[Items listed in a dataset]
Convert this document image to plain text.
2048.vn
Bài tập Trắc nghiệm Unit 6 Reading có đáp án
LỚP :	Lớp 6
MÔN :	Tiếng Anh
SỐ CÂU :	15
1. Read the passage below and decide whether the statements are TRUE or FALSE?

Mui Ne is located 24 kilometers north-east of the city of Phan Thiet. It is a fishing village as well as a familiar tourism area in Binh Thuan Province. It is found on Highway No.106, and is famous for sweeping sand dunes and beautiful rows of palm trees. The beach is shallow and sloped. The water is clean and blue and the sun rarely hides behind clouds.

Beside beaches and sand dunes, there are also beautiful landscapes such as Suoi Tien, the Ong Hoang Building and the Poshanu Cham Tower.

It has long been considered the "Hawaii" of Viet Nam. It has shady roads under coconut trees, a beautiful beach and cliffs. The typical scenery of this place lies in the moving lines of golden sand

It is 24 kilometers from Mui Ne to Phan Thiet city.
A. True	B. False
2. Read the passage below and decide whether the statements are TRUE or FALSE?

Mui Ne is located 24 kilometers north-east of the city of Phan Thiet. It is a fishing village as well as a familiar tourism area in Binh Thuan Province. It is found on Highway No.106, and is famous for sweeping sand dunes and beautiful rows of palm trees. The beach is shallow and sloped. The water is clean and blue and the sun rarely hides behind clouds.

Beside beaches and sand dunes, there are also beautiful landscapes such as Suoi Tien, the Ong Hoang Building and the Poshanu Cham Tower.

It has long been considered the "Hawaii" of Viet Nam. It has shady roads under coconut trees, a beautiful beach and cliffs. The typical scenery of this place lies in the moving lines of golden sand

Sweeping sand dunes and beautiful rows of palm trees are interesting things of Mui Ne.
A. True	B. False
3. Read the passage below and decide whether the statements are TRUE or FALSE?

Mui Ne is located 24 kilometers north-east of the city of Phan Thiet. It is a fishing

[DO THIS]
Repeat the data precisely, reproducing every entry.

[RESPONSE TO THIS TASK]
Convert this document image to plain text.
2048.vn
Bài tập Trắc nghiệm Unit 6 Reading có đáp án
LỚP :	Lớp 6
MÔN :	Tiếng Anh
SỐ CÂU :	15
1. Read the passage below and decide whether the statements are TRUE or FALSE?

Mui Ne is located 24 kilometers north-east of the city of Phan Thiet. It is a fishing village as well as a familiar tourism area in Binh Thuan Province. It is found on Highway No.106, and is famous for sweeping sand dunes and beautiful rows of palm trees. The beach is shallow and sloped. The water is clean and blue and the sun rarely hides behind clouds.

Beside beaches and sand dunes, there are also beautiful landscapes such as Suoi Tien, the Ong Hoang Building and the Poshanu Cham Tower.

It has long been considered the "Hawaii" of Viet Nam. It has shady roads under coconut trees, a beautiful beach and cliffs. The typical scenery of this place lies in the moving lines of golden sand

It is 24 kilometers from Mui Ne to Phan Thiet city.
A. True	B. False
2. Read the passage below and decide whether the statements are TRUE or FALSE?

Mui Ne is located 24 kilometers north-east of the city of Phan Thiet. It is a fishing village as well as a familiar tourism area in Binh Thuan Province. It is found on Highway No.106, and is famous for sweeping sand dunes and beautiful rows of palm trees. The beach is shallow and sloped. The water is clean and blue and the sun rarely hides behind clouds.

Beside beaches and sand dunes, there are also beautiful landscapes such as Suoi Tien, the Ong Hoang Building and the Poshanu Cham Tower.

It has long been considered the "Hawaii" of Viet Nam. It has shady roads under coconut trees, a beautiful beach and cliffs. The typical scenery of this place lies in the moving lines of golden sand

Sweeping sand dunes and beautiful rows of palm trees are interesting things of Mui Ne.
A. True	B. False
3. Read the passage below and decide whether the statements are TRUE or FALSE?

Mui Ne is located 24 kilometers north-east of the city of Phan Thiet. It is a fishing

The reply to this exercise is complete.